= DIRECTIONS =
Give back every record precisely.

------------

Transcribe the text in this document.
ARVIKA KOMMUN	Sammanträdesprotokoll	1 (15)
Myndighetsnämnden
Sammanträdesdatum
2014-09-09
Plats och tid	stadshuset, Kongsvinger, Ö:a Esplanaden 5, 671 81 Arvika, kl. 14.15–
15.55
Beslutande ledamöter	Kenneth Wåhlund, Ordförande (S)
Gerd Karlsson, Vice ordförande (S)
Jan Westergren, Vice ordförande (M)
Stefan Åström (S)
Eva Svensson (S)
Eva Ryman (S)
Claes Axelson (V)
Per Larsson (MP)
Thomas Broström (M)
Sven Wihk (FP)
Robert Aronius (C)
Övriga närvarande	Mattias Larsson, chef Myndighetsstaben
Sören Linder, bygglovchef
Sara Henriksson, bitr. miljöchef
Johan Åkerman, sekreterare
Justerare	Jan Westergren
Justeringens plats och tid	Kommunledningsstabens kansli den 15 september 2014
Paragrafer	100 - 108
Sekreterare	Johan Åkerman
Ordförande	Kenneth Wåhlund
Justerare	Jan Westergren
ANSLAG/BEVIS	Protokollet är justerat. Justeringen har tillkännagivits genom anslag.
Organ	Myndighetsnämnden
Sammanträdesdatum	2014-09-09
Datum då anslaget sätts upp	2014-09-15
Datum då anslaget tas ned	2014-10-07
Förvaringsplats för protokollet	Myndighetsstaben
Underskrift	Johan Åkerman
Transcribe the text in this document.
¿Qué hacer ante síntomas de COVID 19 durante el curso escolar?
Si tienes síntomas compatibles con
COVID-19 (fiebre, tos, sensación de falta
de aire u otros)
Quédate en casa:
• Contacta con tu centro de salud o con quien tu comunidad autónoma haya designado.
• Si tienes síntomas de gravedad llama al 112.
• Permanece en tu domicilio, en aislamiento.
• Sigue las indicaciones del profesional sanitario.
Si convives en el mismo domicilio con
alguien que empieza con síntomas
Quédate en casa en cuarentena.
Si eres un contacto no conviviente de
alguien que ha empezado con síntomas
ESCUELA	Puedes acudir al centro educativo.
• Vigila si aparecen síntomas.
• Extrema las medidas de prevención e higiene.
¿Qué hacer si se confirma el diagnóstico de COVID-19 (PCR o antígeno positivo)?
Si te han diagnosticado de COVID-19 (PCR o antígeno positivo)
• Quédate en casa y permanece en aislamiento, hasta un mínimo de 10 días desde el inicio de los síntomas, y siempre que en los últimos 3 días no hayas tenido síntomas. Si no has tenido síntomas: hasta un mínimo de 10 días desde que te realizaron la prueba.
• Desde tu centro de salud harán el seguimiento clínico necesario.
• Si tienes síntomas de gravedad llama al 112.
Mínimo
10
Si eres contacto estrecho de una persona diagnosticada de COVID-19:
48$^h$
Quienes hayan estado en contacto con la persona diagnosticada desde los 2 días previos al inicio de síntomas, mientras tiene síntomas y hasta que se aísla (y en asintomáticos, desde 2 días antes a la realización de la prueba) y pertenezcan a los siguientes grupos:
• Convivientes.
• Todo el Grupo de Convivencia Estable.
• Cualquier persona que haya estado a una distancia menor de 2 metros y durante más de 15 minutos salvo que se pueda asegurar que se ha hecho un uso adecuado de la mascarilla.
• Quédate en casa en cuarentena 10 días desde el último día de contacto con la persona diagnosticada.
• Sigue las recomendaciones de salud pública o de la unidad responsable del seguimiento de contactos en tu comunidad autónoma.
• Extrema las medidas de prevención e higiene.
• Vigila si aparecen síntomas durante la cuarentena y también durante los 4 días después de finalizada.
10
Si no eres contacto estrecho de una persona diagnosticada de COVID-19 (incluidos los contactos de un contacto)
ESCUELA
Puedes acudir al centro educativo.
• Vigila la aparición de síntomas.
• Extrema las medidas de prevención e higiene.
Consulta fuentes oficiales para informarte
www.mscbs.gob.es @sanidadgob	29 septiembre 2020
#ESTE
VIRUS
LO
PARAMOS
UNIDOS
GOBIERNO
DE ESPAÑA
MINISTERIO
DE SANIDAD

------------

= RESULT FOR THIS EXERCISE =
Transcribe the text in this document.
ARVIKA KOMMUN	Sammanträdesprotokoll	1 (15)
Myndighetsnämnden
Sammanträdesdatum
2014-09-09
Plats och tid	stadshuset, Kongsvinger, Ö:a Esplanaden 5, 671 81 Arvika, kl. 14.15–
15.55
Beslutande ledamöter	Kenneth Wåhlund, Ordförande (S)
Gerd Karlsson, Vice ordförande (S)
Jan Westergren, Vice ordförande (M)
Stefan Åström (S)
Eva Svensson (S)
Eva Ryman (S)
Claes Axelson (V)
Per Larsson (MP)
Thomas Broström (M)
Sven Wihk (FP)
Robert Aronius (C)
Övriga närvarande	Mattias Larsson, chef Myndighetsstaben
Sören Linder, bygglovchef
Sara Henriksson, bitr. miljöchef
Johan Åkerman, sekreterare
Justerare	Jan Westergren
Justeringens plats och tid	Kommunledningsstabens kansli den 15 september 2014
Paragrafer	100 - 108
Sekreterare	Johan Åkerman
Ordförande	Kenneth Wåhlund
Justerare	Jan Westergren
ANSLAG/BEVIS	Protokollet är justerat. Justeringen har tillkännagivits genom anslag.
Organ	Myndighetsnämnden
Sammanträdesdatum	2014-09-09
Datum då anslaget sätts upp	2014-09-15
Datum då anslaget tas ned	2014-10-07
Förvaringsplats för protokollet	Myndighetsstaben
Underskrift	Johan Åkerman
Transcribe the text in this document.
¿Qué hacer ante síntomas de COVID 19 durante el curso escolar?
Si tienes síntomas compatibles con
COVID-19 (fiebre, tos, sensación de falta
de aire u otros)
Quédate en casa:
• Contacta con tu centro de salud o con quien tu comunidad autónoma haya designado.
• Si tienes síntomas de gravedad llama al 112.
• Permanece en tu domicilio, en aislamiento.
• Sigue las indicaciones del profesional sanitario.
Si convives en el mismo domicilio con
alguien que empieza con síntomas
Quédate en casa en cuarentena.
Si eres un contacto no conviviente de
alguien que ha empezado con síntomas
ESCUELA	Puedes acudir al centro educativo.
• Vigila si aparecen síntomas.
• Extrema las medidas de prevención e higiene.
¿Qué hacer si se confirma el diagnóstico de COVID-19 (PCR o antígeno positivo)?
Si te han diagnosticado de COVID-19 (PCR o antígeno positivo)
• Quédate en casa y permanece en aislamiento, hasta un mínimo de 10 días desde el inicio de los síntomas, y siempre que en los últimos 3 días no hayas tenido síntomas. Si no has tenido síntomas: hasta un mínimo de 10 días desde que te realizaron la prueba.
• Desde tu centro de salud harán el seguimiento clínico necesario.
• Si tienes síntomas de gravedad llama al 112.
Mínimo
10
Si eres contacto estrecho de una persona diagnosticada de COVID-19:
48$^h$
Quienes hayan estado en contacto con la persona diagnosticada desde los 2 días previos al inicio de síntomas, mientras tiene síntomas y hasta que se aísla (y en asintomáticos, desde 2 días antes a la realización de la prueba) y pertenezcan a los siguientes grupos:
• Convivientes.
• Todo el Grupo de Convivencia Estable.
• Cualquier persona que haya estado a una distancia menor de 2 metros y durante más de 15 minutos salvo que se pueda asegurar que se ha hecho un uso adecuado de la mascarilla.
• Quédate en casa en cuarentena 10 días desde el último día de contacto con la persona diagnosticada.
• Sigue las recomendaciones de salud pública o de la unidad responsable del seguimiento de contactos en tu comunidad autónoma.
• Extrema las medidas de prevención e higiene.
• Vigila si aparecen síntomas durante la cuarentena y también durante los 4 días después de finalizada.
10
Si no eres contacto estrecho de una persona diagnosticada de COVID-19 (incluidos los contactos de un contacto)
ESCUELA
Puedes acudir al centro educativo.
• Vigila la aparición de síntomas.
• Extrema las medidas de prevención e higiene.
Consulta fuentes oficiales para informarte
www.mscbs.gob.es @sanidadgob	29 septiembre 2020
#ESTE
VIRUS
LO
PARAMOS
UNIDOS
GOBIERNO
DE ESPAÑA
MINISTERIO
DE SANIDAD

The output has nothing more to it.